> Problem details: Here are some entries; quote each one exactly.

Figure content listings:
****************************************

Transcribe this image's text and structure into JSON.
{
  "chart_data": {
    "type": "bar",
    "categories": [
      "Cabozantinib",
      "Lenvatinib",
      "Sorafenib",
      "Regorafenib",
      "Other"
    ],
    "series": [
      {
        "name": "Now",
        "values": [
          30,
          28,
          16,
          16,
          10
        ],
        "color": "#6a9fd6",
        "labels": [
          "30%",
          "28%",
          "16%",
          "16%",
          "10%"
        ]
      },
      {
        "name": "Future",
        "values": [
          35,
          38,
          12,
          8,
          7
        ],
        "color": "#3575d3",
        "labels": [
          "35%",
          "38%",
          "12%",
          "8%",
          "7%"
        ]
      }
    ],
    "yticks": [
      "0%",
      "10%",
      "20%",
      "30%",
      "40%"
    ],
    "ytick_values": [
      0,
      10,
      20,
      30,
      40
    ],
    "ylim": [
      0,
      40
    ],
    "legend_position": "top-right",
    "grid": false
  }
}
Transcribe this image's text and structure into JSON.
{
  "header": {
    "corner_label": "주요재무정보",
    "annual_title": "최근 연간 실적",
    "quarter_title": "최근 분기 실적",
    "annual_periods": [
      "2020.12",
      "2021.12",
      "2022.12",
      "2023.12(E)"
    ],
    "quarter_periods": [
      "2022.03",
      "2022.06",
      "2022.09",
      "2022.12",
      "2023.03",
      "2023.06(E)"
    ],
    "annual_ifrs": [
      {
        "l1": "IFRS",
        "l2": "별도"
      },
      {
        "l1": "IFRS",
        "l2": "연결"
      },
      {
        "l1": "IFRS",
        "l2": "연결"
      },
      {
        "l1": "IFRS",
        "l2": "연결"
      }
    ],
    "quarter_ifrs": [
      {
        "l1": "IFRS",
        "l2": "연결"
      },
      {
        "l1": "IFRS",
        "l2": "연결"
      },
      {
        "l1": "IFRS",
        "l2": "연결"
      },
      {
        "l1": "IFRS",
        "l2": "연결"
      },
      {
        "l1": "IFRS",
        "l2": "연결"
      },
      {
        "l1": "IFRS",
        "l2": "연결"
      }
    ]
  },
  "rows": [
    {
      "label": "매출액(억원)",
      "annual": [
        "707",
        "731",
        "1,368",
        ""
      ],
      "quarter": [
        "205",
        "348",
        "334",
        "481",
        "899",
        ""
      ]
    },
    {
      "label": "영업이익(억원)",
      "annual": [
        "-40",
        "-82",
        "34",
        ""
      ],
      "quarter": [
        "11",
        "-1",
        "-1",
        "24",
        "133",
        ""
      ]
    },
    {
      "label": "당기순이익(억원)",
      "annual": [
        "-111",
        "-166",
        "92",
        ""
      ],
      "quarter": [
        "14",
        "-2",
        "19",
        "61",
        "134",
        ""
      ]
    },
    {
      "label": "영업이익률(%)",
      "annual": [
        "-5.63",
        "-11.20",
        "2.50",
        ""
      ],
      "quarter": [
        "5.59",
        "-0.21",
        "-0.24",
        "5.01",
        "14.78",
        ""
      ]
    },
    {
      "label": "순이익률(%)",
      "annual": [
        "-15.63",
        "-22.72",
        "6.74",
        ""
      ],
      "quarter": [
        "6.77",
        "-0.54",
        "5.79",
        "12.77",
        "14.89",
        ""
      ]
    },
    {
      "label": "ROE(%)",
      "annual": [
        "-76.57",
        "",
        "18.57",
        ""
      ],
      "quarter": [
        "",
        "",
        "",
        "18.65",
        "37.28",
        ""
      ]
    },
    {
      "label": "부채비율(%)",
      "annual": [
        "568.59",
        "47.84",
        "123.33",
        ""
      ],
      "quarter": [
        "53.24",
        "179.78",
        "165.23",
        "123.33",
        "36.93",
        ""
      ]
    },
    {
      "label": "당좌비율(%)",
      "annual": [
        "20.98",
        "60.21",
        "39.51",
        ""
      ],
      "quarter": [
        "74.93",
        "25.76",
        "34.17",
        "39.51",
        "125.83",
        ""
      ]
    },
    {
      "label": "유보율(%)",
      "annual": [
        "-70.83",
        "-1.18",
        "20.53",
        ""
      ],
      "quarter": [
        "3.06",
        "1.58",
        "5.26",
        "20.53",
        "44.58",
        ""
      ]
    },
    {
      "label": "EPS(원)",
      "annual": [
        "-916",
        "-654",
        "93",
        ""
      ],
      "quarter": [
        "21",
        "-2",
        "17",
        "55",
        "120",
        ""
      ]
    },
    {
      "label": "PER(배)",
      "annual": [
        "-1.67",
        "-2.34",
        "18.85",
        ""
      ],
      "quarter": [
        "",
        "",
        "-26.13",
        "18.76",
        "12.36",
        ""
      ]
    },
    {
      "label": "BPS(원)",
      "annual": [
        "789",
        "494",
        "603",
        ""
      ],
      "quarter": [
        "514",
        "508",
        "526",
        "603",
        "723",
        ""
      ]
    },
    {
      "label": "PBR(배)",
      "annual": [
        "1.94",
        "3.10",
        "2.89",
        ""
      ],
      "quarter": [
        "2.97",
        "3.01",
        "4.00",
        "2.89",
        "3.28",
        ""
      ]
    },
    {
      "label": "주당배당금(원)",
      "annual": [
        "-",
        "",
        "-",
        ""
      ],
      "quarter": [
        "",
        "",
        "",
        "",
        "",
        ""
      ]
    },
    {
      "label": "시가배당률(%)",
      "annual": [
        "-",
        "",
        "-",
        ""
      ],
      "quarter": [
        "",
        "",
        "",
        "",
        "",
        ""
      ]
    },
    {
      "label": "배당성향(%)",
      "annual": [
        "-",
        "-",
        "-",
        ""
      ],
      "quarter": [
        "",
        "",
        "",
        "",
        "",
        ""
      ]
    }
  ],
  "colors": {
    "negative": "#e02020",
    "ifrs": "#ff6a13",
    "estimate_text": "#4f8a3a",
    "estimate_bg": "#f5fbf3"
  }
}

****************************************

> Answer for the task:
Transcribe this image's text and structure into JSON.
{
  "chart_data": {
    "type": "bar",
    "categories": [
      "Cabozantinib",
      "Lenvatinib",
      "Sorafenib",
      "Regorafenib",
      "Other"
    ],
    "series": [
      {
        "name": "Now",
        "values": [
          30,
          28,
          16,
          16,
          10
        ],
        "color": "#6a9fd6",
        "labels": [
          "30%",
          "28%",
          "16%",
          "16%",
          "10%"
        ]
      },
      {
        "name": "Future",
        "values": [
          35,
          38,
          12,
          8,
          7
        ],
        "color": "#3575d3",
        "labels": [
          "35%",
          "38%",
          "12%",
          "8%",
          "7%"
        ]
      }
    ],
    "yticks": [
      "0%",
      "10%",
      "20%",
      "30%",
      "40%"
    ],
    "ytick_values": [
      0,
      10,
      20,
      30,
      40
    ],
    "ylim": [
      0,
      40
    ],
    "legend_position": "top-right",
    "grid": false
  }
}
Transcribe this image's text and structure into JSON.
{
  "header": {
    "corner_label": "주요재무정보",
    "annual_title": "최근 연간 실적",
    "quarter_title": "최근 분기 실적",
    "annual_periods": [
      "2020.12",
      "2021.12",
      "2022.12",
      "2023.12(E)"
    ],
    "quarter_periods": [
      "2022.03",
      "2022.06",
      "2022.09",
      "2022.12",
      "2023.03",
      "2023.06(E)"
    ],
    "annual_ifrs": [
      {
        "l1": "IFRS",
        "l2": "별도"
      },
      {
        "l1": "IFRS",
        "l2": "연결"
      },
      {
        "l1": "IFRS",
        "l2": "연결"
      },
      {
        "l1": "IFRS",
        "l2": "연결"
      }
    ],
    "quarter_ifrs": [
      {
        "l1": "IFRS",
        "l2": "연결"
      },
      {
        "l1": "IFRS",
        "l2": "연결"
      },
      {
        "l1": "IFRS",
        "l2": "연결"
      },
      {
        "l1": "IFRS",
        "l2": "연결"
      },
      {
        "l1": "IFRS",
        "l2": "연결"
      },
      {
        "l1": "IFRS",
        "l2": "연결"
      }
    ]
  },
  "rows": [
    {
      "label": "매출액(억원)",
      "annual": [
        "707",
        "731",
        "1,368",
        ""
      ],
      "quarter": [
        "205",
        "348",
        "334",
        "481",
        "899",
        ""
      ]
    },
    {
      "label": "영업이익(억원)",
      "annual": [
        "-40",
        "-82",
        "34",
        ""
      ],
      "quarter": [
        "11",
        "-1",
        "-1",
        "24",
        "133",
        ""
      ]
    },
    {
      "label": "당기순이익(억원)",
      "annual": [
        "-111",
        "-166",
        "92",
        ""
      ],
      "quarter": [
        "14",
        "-2",
        "19",
        "61",
        "134",
        ""
      ]
    },
    {
      "label": "영업이익률(%)",
      "annual": [
        "-5.63",
        "-11.20",
        "2.50",
        ""
      ],
      "quarter": [
        "5.59",
        "-0.21",
        "-0.24",
        "5.01",
        "14.78",
        ""
      ]
    },
    {
      "label": "순이익률(%)",
      "annual": [
        "-15.63",
        "-22.72",
        "6.74",
        ""
      ],
      "quarter": [
        "6.77",
        "-0.54",
        "5.79",
        "12.77",
        "14.89",
        ""
      ]
    },
    {
      "label": "ROE(%)",
      "annual": [
        "-76.57",
        "",
        "18.57",
        ""
      ],
      "quarter": [
        "",
        "",
        "",
        "18.65",
        "37.28",
        ""
      ]
    },
    {
      "label": "부채비율(%)",
      "annual": [
        "568.59",
        "47.84",
        "123.33",
        ""
      ],
      "quarter": [
        "53.24",
        "179.78",
        "165.23",
        "123.33",
        "36.93",
        ""
      ]
    },
    {
      "label": "당좌비율(%)",
      "annual": [
        "20.98",
        "60.21",
        "39.51",
        ""
      ],
      "quarter": [
        "74.93",
        "25.76",
        "34.17",
        "39.51",
        "125.83",
        ""
      ]
    },
    {
      "label": "유보율(%)",
      "annual": [
        "-70.83",
        "-1.18",
        "20.53",
        ""
      ],
      "quarter": [
        "3.06",
        "1.58",
        "5.26",
        "20.53",
        "44.58",
        ""
      ]
    },
    {
      "label": "EPS(원)",
      "annual": [
        "-916",
        "-654",
        "93",
        ""
      ],
      "quarter": [
        "21",
        "-2",
        "17",
        "55",
        "120",
        ""
      ]
    },
    {
      "label": "PER(배)",
      "annual": [
        "-1.67",
        "-2.34",
        "18.85",
        ""
      ],
      "quarter": [
        "",
        "",
        "-26.13",
        "18.76",
        "12.36",
        ""
      ]
    },
    {
      "label": "BPS(원)",
      "annual": [
        "789",
        "494",
        "603",
        ""
      ],
      "quarter": [
        "514",
        "508",
        "526",
        "603",
        "723",
        ""
      ]
    },
    {
      "label": "PBR(배)",
      "annual": [
        "1.94",
        "3.10",
        "2.89",
        ""
      ],
      "quarter": [
        "2.97",
        "3.01",
        "4.00",
        "2.89",
        "3.28",
        ""
      ]
    },
    {
      "label": "주당배당금(원)",
      "annual": [
        "-",
        "",
        "-",
        ""
      ],
      "quarter": [
        "",
        "",
        "",
        "",
        "",
        ""
      ]
    },
    {
      "label": "시가배당률(%)",
      "annual": [
        "-",
        "",
        "-",
        ""
      ],
      "quarter": [
        "",
        "",
        "",
        "",
        "",
        ""
      ]
    },
    {
      "label": "배당성향(%)",
      "annual": [
        "-",
        "-",
        "-",
        ""
      ],
      "quarter": [
        "",
        "",
        "",
        "",
        "",
        ""
      ]
    }
  ],
  "colors": {
    "negative": "#e02020",
    "ifrs": "#ff6a13",
    "estimate_text": "#4f8a3a",
    "estimate_bg": "#f5fbf3"
  }
}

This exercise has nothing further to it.